- _Job_: Without the pictures, copy all the entries below exactly.

- _Supplied records_:
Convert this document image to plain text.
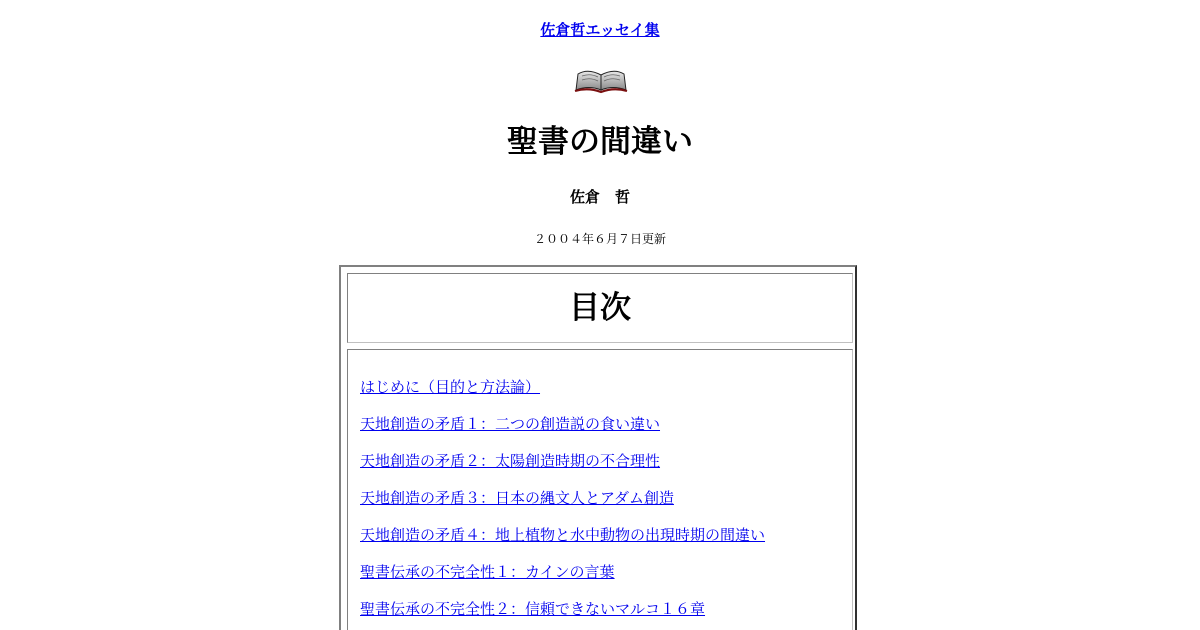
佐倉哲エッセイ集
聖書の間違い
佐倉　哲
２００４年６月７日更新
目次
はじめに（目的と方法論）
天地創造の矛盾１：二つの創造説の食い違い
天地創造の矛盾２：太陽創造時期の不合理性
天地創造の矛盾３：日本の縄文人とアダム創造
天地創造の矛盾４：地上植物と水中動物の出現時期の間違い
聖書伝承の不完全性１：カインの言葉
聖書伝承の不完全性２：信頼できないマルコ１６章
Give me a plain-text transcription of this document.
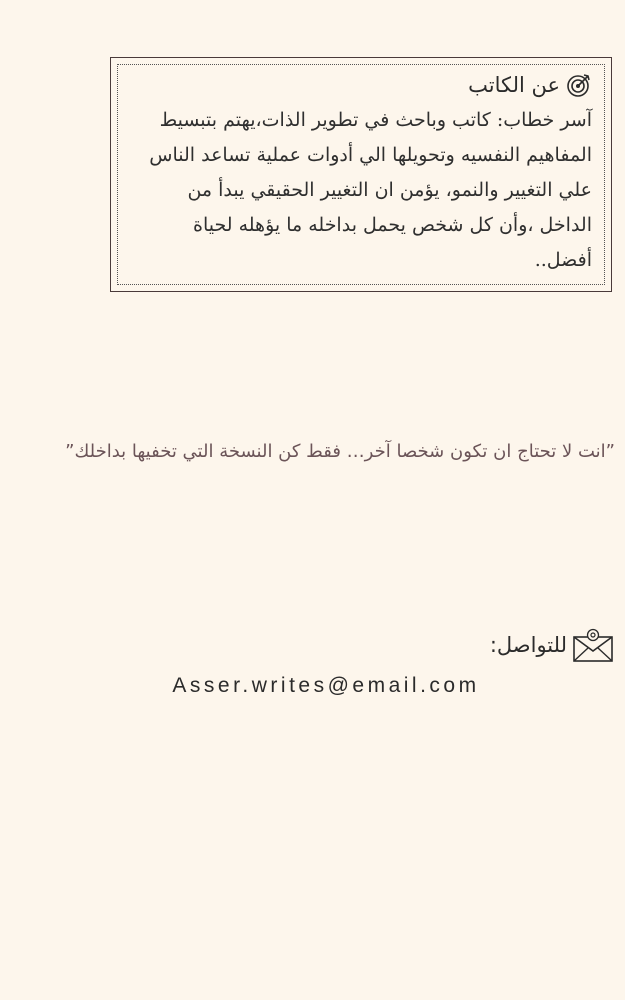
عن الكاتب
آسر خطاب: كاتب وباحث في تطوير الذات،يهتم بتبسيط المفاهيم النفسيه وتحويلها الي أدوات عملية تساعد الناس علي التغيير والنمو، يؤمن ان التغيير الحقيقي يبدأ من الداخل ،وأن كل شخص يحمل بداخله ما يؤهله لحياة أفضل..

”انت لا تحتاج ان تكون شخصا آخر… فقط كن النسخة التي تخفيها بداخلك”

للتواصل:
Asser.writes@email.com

- _Exercise output_:
Convert this document image to plain text.
佐倉哲エッセイ集
聖書の間違い
佐倉　哲
２００４年６月７日更新
目次
はじめに（目的と方法論）
天地創造の矛盾１：二つの創造説の食い違い
天地創造の矛盾２：太陽創造時期の不合理性
天地創造の矛盾３：日本の縄文人とアダム創造
天地創造の矛盾４：地上植物と水中動物の出現時期の間違い
聖書伝承の不完全性１：カインの言葉
聖書伝承の不完全性２：信頼できないマルコ１６章
Give me a plain-text transcription of this document.
عن الكاتب
آسر خطاب: كاتب وباحث في تطوير الذات،يهتم بتبسيط المفاهيم النفسيه وتحويلها الي أدوات عملية تساعد الناس علي التغيير والنمو، يؤمن ان التغيير الحقيقي يبدأ من الداخل ،وأن كل شخص يحمل بداخله ما يؤهله لحياة أفضل..

”انت لا تحتاج ان تكون شخصا آخر… فقط كن النسخة التي تخفيها بداخلك”

للتواصل:
Asser.writes@email.com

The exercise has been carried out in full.